*EXERCISE DIRECTIONS:*
Search the material below for the word "JSON" and copy every line in which it occurs.

§ §

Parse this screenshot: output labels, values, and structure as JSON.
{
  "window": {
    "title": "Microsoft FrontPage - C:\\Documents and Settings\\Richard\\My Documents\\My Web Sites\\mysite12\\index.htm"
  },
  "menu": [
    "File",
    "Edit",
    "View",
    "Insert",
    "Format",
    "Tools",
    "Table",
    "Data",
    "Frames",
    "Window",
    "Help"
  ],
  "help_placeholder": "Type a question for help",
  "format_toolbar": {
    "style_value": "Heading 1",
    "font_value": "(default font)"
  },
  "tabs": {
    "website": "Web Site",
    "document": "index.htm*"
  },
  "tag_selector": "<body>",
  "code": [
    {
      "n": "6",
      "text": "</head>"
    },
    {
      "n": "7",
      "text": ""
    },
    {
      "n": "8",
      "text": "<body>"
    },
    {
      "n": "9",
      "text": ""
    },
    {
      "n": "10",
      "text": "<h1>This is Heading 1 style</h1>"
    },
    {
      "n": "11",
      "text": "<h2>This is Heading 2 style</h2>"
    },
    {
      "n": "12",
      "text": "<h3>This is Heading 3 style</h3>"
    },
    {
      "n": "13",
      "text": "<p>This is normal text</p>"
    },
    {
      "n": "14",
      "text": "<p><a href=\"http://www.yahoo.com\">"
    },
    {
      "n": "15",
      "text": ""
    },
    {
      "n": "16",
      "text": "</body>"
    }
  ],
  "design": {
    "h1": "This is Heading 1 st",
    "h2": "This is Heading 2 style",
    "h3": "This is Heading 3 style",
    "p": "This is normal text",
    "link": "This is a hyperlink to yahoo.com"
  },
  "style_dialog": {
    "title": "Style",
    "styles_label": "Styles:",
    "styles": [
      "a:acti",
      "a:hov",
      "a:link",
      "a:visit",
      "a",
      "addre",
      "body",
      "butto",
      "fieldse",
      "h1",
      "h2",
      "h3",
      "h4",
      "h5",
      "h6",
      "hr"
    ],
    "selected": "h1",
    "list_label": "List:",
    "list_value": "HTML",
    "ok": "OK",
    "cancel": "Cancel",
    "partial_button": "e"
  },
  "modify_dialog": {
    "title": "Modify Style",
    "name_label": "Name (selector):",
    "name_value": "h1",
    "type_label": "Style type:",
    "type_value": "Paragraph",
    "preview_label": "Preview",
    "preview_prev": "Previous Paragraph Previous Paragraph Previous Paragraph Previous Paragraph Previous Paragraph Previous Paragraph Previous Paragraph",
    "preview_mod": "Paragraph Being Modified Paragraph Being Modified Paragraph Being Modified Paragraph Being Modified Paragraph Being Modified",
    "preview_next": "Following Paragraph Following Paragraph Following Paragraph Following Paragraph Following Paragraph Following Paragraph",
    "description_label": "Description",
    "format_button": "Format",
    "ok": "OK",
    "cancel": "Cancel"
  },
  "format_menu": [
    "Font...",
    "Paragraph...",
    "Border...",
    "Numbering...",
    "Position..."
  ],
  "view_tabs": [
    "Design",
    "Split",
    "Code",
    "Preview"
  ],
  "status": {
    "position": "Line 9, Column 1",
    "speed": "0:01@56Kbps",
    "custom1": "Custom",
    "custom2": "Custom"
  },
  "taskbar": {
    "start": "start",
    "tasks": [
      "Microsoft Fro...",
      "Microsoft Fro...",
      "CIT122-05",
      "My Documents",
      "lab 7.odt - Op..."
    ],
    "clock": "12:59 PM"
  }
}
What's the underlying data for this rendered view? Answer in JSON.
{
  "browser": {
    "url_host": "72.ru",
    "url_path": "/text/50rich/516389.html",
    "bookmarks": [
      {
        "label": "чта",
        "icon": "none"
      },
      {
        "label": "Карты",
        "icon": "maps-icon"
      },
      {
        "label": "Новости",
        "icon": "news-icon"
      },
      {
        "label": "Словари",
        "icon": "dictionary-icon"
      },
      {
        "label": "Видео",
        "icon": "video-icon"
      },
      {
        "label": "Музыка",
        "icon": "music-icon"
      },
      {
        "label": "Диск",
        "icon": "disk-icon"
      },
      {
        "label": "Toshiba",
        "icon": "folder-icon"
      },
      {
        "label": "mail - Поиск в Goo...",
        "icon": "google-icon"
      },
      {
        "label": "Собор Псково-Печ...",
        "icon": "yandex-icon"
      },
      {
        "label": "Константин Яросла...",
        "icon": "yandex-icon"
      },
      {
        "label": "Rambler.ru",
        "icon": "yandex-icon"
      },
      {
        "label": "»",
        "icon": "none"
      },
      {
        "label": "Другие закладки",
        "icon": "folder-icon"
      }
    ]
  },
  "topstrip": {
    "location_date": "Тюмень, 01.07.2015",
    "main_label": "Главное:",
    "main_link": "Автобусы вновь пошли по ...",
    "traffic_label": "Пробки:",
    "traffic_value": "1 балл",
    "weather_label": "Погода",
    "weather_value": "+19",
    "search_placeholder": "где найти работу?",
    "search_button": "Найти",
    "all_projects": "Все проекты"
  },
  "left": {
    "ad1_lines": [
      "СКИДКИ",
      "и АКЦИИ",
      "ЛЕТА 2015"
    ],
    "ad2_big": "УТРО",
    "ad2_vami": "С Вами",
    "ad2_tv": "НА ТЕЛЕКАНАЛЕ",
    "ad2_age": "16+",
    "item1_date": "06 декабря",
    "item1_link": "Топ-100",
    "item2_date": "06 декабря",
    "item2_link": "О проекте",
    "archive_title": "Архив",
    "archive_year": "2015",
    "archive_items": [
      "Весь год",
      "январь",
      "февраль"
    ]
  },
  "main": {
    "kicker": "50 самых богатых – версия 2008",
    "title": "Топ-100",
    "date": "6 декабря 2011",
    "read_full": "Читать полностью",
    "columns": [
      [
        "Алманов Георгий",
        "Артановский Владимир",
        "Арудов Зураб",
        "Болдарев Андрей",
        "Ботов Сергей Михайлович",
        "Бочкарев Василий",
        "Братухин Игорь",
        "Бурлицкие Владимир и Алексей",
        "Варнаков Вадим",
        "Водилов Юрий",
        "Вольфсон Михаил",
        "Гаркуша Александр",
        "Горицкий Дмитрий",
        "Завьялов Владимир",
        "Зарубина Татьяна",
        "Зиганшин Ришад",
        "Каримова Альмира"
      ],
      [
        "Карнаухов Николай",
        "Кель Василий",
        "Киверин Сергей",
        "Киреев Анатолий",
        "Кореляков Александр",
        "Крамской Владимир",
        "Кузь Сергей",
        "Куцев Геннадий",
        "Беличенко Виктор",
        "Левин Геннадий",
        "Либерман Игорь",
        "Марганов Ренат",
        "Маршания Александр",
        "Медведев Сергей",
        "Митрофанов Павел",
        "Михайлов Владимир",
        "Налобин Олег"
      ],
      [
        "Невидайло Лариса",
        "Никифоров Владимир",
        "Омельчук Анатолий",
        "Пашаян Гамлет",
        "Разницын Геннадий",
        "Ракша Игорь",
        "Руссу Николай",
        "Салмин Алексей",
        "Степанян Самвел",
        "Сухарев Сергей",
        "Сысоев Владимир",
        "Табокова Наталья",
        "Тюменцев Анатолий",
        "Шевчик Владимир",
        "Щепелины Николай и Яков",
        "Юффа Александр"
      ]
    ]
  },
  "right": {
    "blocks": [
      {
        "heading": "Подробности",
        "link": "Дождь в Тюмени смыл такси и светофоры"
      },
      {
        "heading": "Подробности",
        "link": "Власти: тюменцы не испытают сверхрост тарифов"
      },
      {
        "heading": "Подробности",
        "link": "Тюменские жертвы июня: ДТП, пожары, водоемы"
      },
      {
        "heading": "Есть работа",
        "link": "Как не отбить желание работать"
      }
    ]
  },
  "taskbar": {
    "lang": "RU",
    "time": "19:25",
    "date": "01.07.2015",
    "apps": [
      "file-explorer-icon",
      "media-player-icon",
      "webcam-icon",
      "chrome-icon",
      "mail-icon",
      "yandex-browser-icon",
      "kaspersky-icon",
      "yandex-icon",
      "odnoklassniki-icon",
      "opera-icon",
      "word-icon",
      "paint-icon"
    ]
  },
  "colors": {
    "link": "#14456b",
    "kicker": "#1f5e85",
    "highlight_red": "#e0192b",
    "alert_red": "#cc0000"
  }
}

§ §

*THE REPLY:*
Parse this screenshot: output labels, values, and structure as JSON.
What's the underlying data for this rendered view? Answer in JSON.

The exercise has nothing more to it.